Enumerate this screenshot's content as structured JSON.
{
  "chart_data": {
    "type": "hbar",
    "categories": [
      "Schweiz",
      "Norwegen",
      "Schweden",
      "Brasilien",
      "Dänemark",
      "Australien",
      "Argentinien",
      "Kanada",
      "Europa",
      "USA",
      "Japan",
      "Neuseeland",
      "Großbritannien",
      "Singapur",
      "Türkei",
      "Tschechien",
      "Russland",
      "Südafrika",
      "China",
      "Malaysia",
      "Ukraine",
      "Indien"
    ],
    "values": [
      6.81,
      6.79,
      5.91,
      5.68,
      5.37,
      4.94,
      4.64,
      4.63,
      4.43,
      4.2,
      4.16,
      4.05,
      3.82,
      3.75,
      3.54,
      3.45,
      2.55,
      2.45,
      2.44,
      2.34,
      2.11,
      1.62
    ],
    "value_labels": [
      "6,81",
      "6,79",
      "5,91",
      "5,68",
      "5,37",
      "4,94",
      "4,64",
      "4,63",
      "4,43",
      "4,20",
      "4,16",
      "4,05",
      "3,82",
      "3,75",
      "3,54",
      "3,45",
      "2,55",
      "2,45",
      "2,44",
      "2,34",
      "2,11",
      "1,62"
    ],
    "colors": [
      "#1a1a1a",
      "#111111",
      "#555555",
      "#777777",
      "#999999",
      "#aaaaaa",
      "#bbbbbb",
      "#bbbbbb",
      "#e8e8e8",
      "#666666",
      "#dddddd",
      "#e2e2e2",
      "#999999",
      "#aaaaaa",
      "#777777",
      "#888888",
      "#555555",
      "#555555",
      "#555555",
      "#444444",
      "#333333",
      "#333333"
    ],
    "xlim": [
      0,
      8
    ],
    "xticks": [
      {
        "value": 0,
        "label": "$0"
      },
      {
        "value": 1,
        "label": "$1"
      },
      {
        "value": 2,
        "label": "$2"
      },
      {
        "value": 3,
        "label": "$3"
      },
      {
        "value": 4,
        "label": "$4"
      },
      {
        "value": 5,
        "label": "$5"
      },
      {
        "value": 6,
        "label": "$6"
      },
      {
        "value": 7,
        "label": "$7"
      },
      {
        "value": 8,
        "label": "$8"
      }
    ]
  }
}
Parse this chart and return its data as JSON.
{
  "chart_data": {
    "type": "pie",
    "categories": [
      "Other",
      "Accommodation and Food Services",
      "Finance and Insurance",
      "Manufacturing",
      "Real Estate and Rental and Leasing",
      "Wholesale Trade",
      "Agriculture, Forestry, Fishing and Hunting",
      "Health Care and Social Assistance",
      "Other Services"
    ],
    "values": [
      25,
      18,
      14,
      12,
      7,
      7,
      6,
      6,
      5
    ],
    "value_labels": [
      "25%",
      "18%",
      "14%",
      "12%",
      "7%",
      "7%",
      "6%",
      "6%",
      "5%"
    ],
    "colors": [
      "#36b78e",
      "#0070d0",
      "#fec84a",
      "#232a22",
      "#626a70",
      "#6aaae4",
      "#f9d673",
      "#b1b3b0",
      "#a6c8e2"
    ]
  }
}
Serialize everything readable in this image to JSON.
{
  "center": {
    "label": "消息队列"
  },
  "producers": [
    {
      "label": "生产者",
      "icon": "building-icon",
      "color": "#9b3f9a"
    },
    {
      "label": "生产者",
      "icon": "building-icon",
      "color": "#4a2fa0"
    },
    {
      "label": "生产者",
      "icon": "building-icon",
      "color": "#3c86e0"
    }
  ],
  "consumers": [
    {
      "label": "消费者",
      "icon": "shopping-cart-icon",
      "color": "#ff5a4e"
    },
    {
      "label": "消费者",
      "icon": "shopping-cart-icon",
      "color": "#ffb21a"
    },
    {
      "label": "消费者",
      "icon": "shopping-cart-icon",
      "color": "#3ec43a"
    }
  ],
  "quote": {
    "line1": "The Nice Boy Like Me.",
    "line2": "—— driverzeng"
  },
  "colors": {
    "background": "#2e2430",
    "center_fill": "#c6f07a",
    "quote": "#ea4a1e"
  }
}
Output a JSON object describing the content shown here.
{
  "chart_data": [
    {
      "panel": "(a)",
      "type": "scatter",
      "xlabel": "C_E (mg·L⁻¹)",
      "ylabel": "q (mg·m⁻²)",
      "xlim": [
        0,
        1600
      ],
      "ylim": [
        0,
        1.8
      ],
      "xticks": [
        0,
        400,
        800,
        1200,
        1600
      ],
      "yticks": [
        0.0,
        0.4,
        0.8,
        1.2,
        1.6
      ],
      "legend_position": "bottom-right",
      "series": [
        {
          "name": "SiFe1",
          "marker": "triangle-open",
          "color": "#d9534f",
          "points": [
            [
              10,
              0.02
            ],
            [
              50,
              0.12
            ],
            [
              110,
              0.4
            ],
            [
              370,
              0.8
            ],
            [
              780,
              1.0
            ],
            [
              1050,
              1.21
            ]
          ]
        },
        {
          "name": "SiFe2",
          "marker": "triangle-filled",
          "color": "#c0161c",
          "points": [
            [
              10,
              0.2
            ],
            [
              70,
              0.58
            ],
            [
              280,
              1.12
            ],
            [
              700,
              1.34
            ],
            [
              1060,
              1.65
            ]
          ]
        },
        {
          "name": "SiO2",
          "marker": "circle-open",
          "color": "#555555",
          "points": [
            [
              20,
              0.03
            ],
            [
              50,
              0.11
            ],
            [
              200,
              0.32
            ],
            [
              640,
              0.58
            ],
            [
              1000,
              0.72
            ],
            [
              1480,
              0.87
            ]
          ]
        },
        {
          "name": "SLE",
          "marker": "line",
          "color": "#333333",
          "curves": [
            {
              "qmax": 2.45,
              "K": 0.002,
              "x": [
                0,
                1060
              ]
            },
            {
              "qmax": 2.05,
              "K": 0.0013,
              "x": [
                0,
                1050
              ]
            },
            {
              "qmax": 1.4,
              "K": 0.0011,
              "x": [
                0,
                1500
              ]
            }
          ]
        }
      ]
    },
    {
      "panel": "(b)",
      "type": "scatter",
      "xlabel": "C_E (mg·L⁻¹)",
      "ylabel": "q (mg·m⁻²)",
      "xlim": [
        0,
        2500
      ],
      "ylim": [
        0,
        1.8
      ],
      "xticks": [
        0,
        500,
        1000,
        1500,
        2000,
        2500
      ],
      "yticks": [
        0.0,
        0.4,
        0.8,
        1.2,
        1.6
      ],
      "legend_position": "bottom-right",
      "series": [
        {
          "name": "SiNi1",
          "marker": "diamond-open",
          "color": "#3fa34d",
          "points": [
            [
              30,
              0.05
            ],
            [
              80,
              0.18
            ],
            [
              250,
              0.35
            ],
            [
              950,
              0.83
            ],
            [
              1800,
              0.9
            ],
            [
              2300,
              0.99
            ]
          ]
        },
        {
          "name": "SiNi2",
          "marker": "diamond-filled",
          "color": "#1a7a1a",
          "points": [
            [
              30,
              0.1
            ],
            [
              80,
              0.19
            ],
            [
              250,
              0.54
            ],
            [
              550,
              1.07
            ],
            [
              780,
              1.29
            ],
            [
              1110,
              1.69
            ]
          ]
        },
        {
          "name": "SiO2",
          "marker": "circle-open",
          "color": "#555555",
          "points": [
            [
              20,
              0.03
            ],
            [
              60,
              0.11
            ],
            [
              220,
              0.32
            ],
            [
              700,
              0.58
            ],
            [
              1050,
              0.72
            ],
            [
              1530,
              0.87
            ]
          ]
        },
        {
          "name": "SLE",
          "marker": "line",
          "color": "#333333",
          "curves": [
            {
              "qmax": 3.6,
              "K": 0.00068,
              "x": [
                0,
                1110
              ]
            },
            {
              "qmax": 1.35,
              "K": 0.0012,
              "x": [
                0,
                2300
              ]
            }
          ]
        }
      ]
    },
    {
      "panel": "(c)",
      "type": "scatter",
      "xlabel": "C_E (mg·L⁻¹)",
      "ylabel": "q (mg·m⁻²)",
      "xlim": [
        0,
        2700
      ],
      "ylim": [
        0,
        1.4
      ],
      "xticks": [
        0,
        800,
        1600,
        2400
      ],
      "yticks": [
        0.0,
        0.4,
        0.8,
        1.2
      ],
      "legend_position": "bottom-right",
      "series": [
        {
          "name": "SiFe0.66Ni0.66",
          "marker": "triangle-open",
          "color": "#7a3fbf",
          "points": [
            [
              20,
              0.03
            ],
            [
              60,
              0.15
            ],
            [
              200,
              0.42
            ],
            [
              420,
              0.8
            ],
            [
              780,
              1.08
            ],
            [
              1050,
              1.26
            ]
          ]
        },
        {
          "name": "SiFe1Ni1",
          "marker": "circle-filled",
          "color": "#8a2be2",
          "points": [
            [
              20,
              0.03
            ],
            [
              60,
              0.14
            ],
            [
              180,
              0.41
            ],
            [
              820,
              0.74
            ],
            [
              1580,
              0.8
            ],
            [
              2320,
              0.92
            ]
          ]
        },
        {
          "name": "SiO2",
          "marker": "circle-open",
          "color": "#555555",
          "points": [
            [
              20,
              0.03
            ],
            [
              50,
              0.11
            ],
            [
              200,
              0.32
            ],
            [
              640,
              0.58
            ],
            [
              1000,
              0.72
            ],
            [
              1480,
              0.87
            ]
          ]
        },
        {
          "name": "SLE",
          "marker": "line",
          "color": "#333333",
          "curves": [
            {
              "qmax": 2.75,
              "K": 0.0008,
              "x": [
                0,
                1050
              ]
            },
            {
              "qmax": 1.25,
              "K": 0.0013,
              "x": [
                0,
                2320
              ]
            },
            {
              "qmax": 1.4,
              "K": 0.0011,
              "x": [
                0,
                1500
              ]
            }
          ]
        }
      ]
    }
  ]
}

Set exercise → Count every line of the records that holds the string "JSON". Write only the total.

Expected answer → 4